Entries with figure data:
══════════

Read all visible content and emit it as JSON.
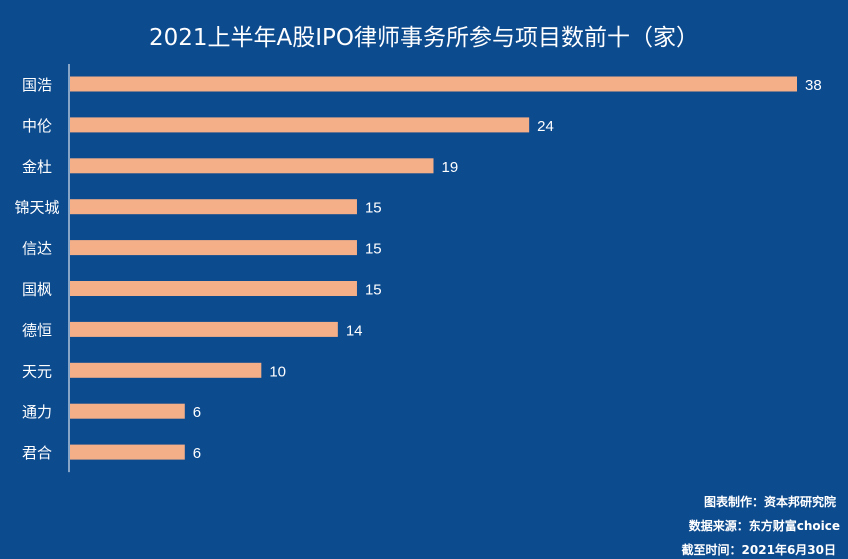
{
  "title": "2021上半年A股IPO律师事务所参与项目数前十（家）",
  "footer": {
    "chart_by": "图表制作：资本邦研究院",
    "source": "数据来源：东方财富choice",
    "as_of": "截至时间：2021年6月30日"
  },
  "colors": {
    "background": "#0d4b8f",
    "bar": "#f4ae88",
    "text": "#ffffff",
    "axis": "#ffffff"
  },
  "chart_data": {
    "type": "bar",
    "orientation": "horizontal",
    "title": "2021上半年A股IPO律师事务所参与项目数前十（家）",
    "categories": [
      "国浩",
      "中伦",
      "金杜",
      "锦天城",
      "信达",
      "国枫",
      "德恒",
      "天元",
      "通力",
      "君合"
    ],
    "values": [
      38,
      24,
      19,
      15,
      15,
      15,
      14,
      10,
      6,
      6
    ],
    "xlim": [
      0,
      38
    ],
    "grid": false,
    "legend": "none",
    "data_labels": true
  }
}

══════════

What you should do: Generate a word-for-word copy of the preceding records, excluding all pictures.

Correct answer:
Read all visible content and emit it as JSON.
{
  "title": "2021上半年A股IPO律师事务所参与项目数前十（家）",
  "footer": {
    "chart_by": "图表制作：资本邦研究院",
    "source": "数据来源：东方财富choice",
    "as_of": "截至时间：2021年6月30日"
  },
  "colors": {
    "background": "#0d4b8f",
    "bar": "#f4ae88",
    "text": "#ffffff",
    "axis": "#ffffff"
  },
  "chart_data": {
    "type": "bar",
    "orientation": "horizontal",
    "title": "2021上半年A股IPO律师事务所参与项目数前十（家）",
    "categories": [
      "国浩",
      "中伦",
      "金杜",
      "锦天城",
      "信达",
      "国枫",
      "德恒",
      "天元",
      "通力",
      "君合"
    ],
    "values": [
      38,
      24,
      19,
      15,
      15,
      15,
      14,
      10,
      6,
      6
    ],
    "xlim": [
      0,
      38
    ],
    "grid": false,
    "legend": "none",
    "data_labels": true
  }
}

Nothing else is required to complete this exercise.